* [SET TASK]:
Extract each line from the entries below that has the string "Симферополь" in it.

---- GIVEN INFORMATION

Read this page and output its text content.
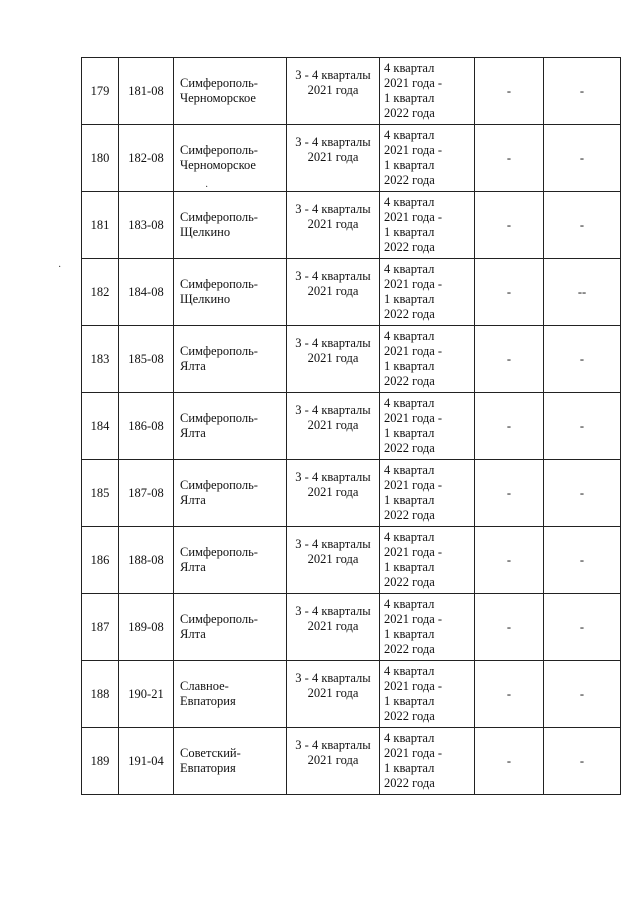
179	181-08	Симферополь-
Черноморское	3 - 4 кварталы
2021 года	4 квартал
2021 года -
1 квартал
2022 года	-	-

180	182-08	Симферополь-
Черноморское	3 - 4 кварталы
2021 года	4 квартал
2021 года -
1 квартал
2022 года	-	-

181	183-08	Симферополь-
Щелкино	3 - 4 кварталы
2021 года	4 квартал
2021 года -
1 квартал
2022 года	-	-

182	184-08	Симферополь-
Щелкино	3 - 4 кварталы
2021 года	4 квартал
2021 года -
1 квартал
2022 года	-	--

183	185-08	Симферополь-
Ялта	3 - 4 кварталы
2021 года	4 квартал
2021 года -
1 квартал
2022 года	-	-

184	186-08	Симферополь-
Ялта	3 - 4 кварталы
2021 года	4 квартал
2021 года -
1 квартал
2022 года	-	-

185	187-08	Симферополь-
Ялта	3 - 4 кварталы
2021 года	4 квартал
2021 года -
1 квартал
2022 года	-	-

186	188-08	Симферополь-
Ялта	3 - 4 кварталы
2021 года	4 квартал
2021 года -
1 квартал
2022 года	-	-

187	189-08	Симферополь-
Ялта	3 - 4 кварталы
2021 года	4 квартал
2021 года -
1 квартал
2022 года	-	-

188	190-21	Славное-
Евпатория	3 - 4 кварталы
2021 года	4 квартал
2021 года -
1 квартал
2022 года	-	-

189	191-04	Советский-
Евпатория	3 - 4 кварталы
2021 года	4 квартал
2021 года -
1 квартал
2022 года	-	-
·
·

--------
---- GIVEN INFORMATION

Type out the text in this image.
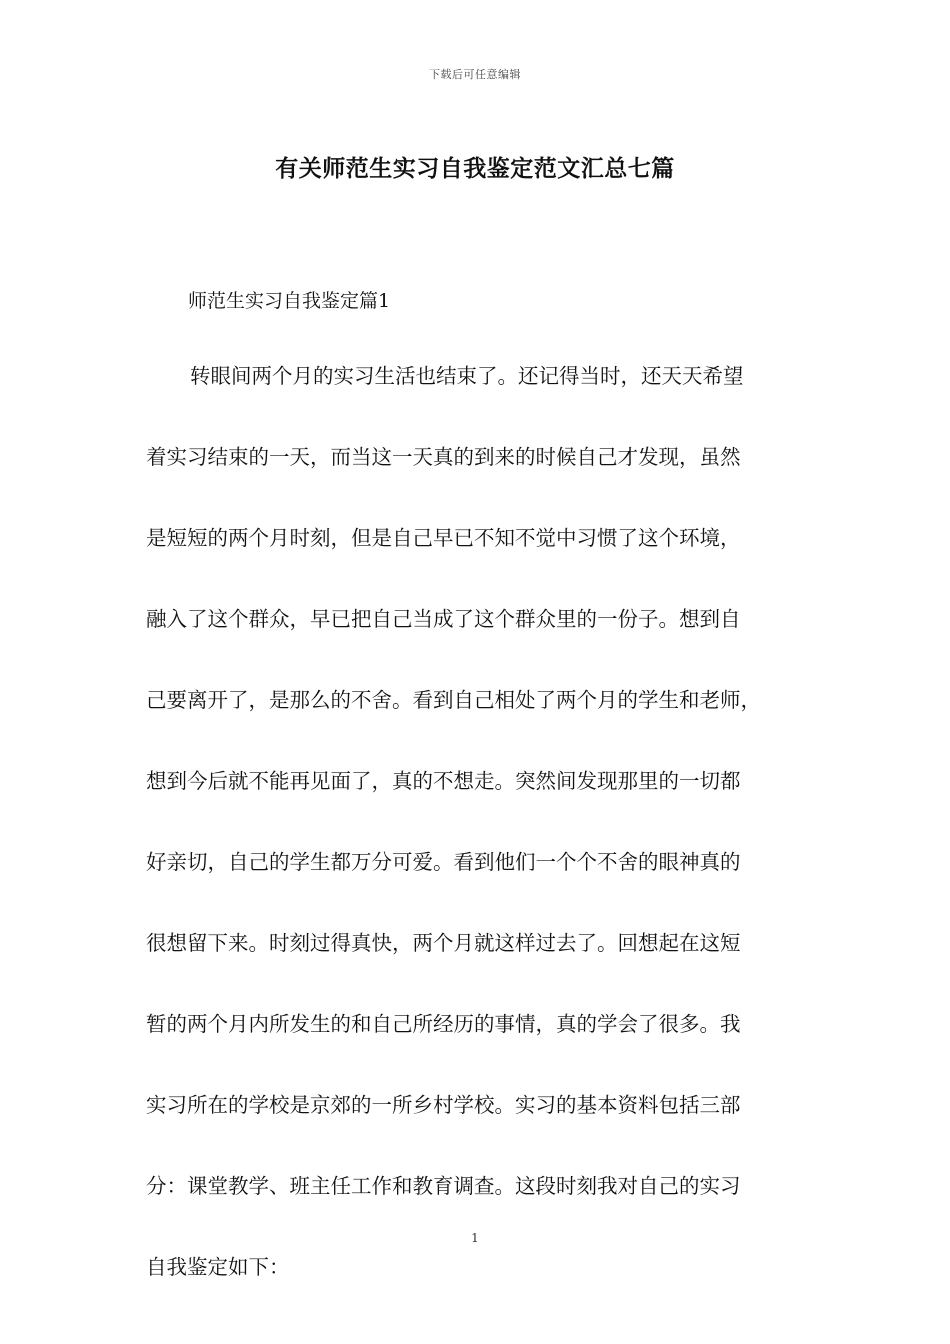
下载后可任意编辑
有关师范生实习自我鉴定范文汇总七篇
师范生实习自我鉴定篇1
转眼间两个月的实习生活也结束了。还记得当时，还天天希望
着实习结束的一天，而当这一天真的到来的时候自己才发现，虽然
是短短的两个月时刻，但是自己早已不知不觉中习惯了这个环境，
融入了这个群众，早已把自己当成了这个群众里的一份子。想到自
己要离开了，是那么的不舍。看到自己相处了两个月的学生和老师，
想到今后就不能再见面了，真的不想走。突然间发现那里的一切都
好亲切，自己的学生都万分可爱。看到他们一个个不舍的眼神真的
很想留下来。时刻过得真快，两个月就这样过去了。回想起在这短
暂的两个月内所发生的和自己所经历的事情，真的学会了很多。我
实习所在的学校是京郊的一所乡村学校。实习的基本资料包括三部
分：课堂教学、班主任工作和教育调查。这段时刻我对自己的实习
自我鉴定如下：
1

--------
---- GIVEN INFORMATION

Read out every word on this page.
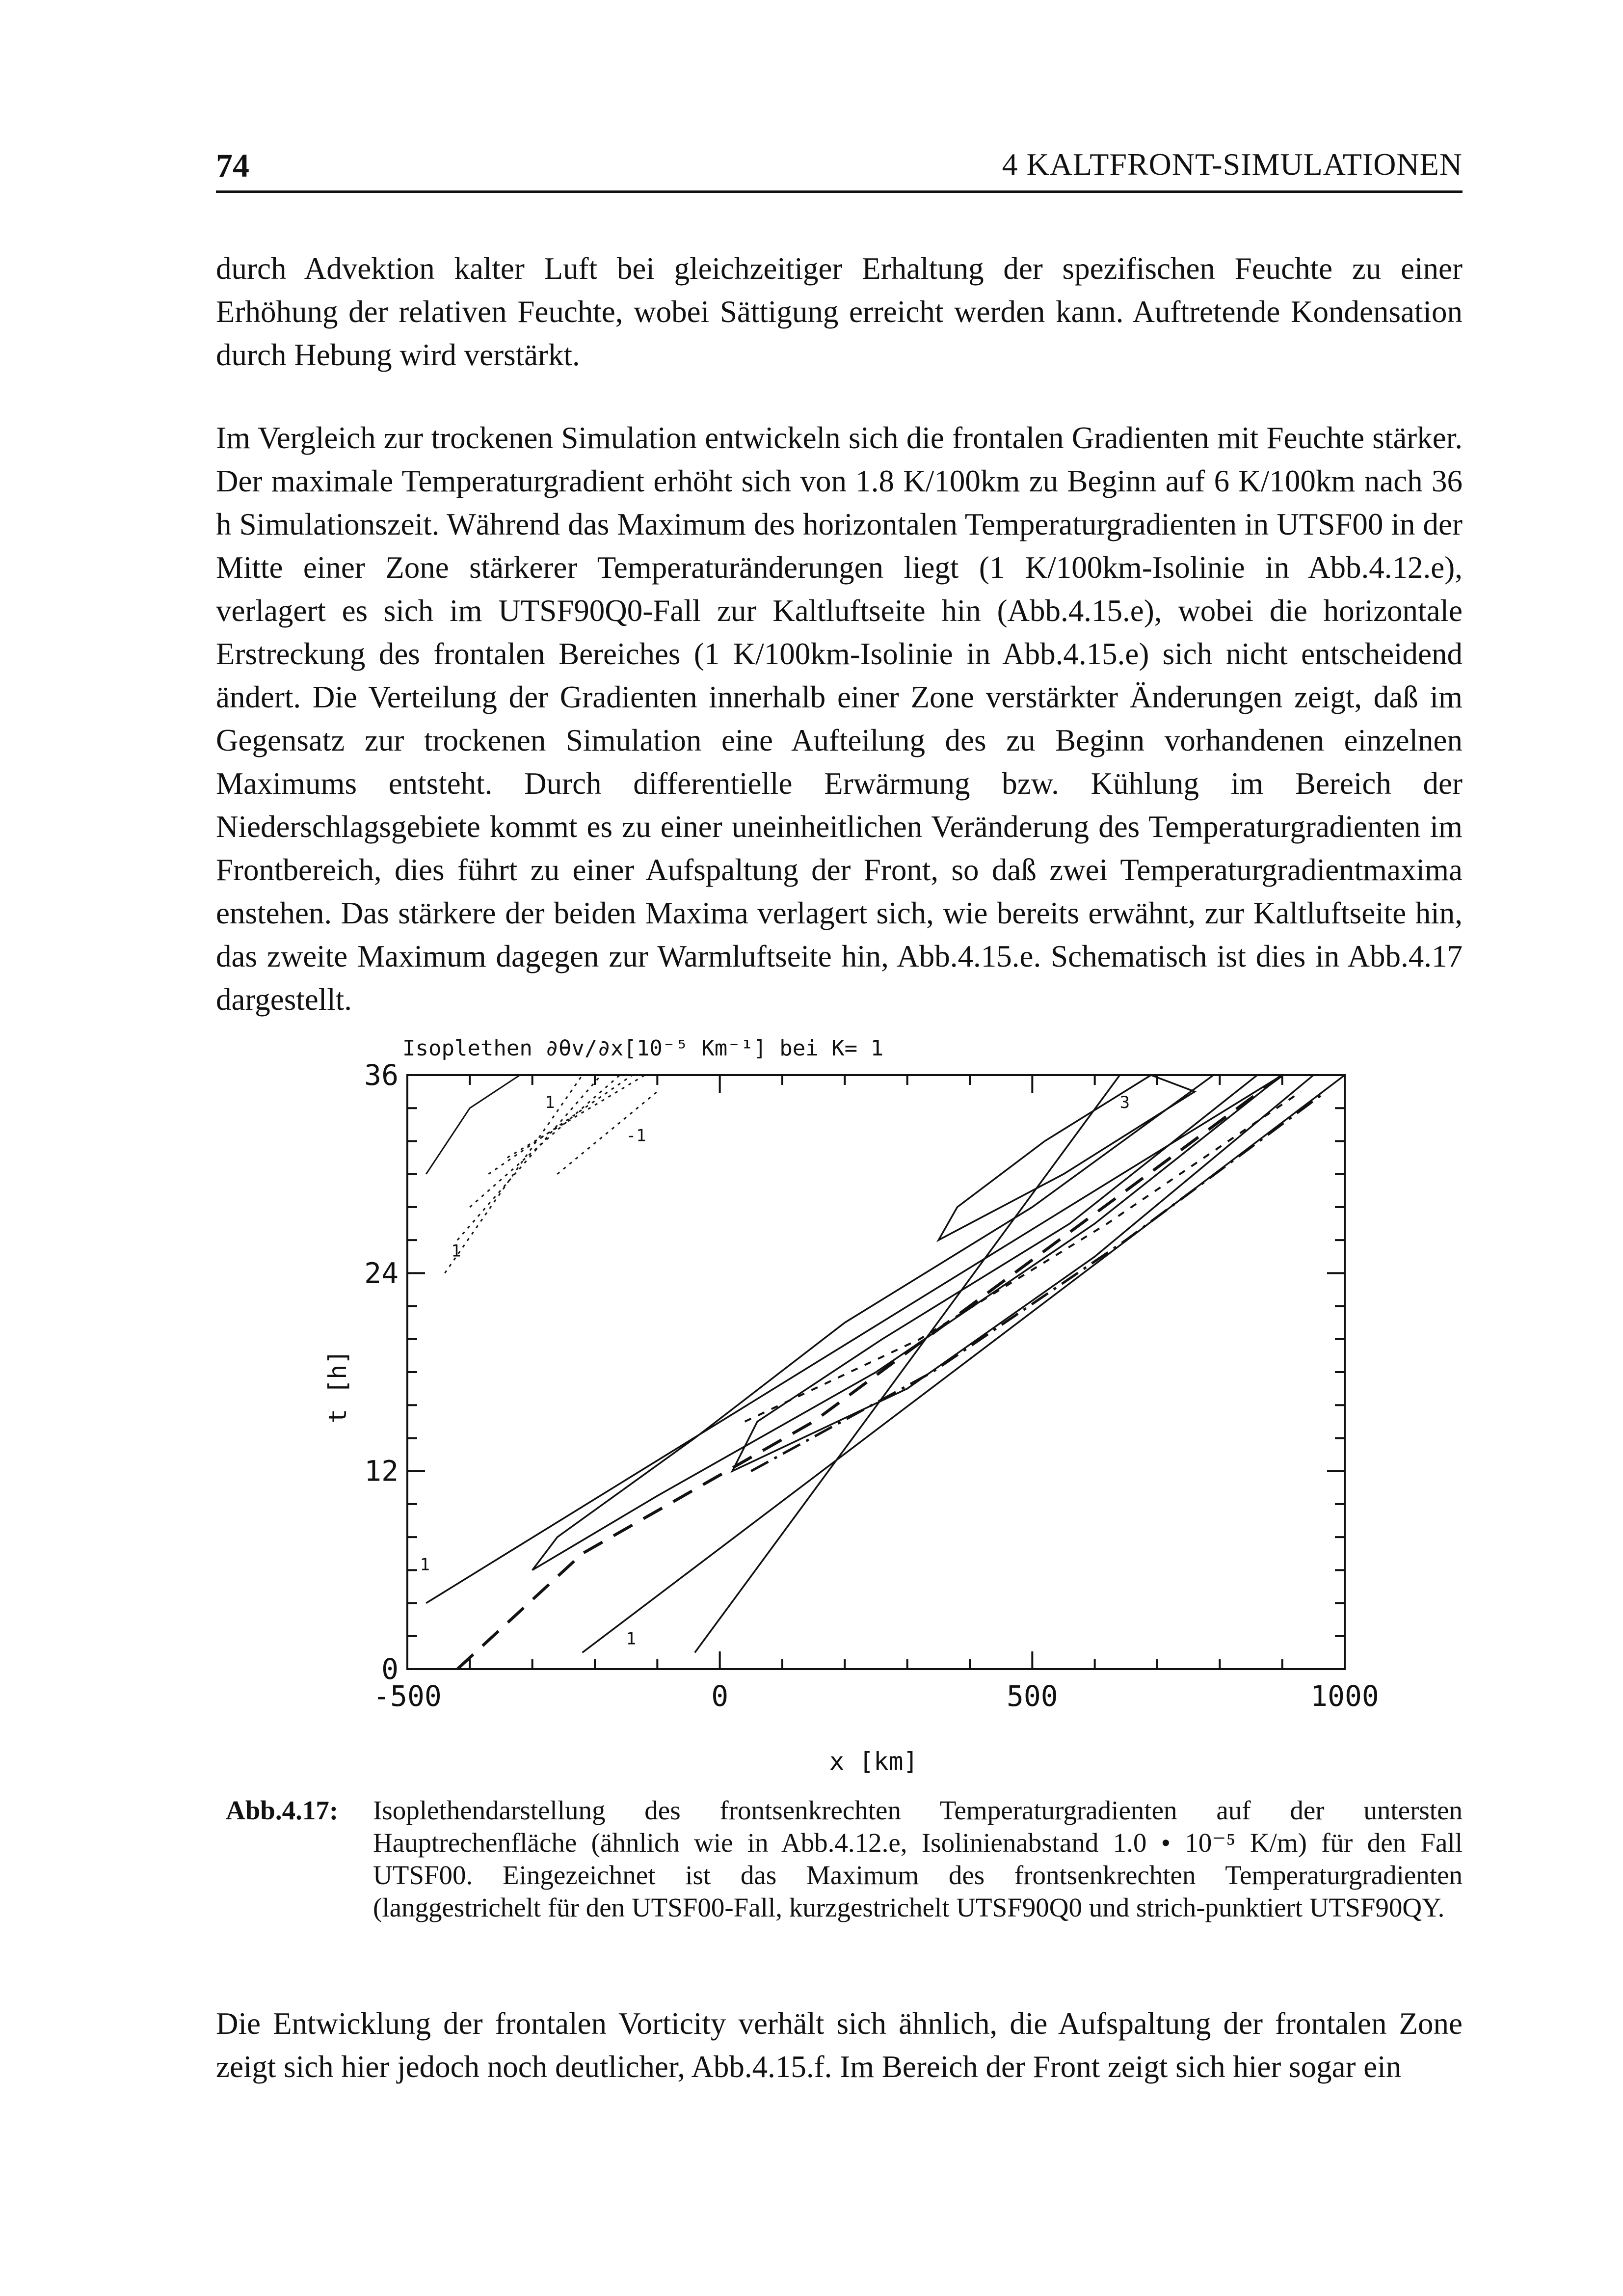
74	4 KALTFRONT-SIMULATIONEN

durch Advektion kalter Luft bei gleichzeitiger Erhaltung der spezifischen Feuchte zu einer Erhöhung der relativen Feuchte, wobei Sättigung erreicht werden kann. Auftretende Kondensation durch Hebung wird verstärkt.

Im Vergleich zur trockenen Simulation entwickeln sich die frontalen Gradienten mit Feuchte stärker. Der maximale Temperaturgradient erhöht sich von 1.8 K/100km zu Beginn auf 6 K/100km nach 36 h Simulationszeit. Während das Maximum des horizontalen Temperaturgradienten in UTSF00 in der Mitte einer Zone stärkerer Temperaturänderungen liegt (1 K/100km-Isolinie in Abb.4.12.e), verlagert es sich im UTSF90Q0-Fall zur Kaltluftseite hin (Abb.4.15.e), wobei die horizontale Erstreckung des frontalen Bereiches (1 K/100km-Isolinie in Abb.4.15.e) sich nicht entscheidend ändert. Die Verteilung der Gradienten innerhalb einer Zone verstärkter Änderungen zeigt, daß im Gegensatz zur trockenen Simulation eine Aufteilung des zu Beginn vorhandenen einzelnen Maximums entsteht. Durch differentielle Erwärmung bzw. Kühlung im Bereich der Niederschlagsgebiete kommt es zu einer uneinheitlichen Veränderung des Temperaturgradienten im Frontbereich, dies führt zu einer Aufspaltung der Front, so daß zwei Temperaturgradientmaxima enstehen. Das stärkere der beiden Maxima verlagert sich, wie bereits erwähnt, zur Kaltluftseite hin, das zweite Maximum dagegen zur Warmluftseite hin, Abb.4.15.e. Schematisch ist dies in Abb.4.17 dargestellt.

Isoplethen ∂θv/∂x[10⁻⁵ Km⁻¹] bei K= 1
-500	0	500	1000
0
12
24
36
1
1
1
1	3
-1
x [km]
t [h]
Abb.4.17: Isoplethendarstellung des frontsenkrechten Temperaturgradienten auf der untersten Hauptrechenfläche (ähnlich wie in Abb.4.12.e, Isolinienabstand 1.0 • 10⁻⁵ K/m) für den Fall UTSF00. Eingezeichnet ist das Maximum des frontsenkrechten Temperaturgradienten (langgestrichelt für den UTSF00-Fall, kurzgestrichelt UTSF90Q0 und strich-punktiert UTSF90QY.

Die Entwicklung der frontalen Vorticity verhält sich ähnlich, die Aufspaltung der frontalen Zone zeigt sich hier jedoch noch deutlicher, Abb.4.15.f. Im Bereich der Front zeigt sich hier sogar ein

--------

* [TASK OUTPUT]:
179	181-08	Симферополь-
180	182-08	Симферополь-
181	183-08	Симферополь-
182	184-08	Симферополь-
183	185-08	Симферополь-
184	186-08	Симферополь-
185	187-08	Симферополь-
186	188-08	Симферополь-
187	189-08	Симферополь-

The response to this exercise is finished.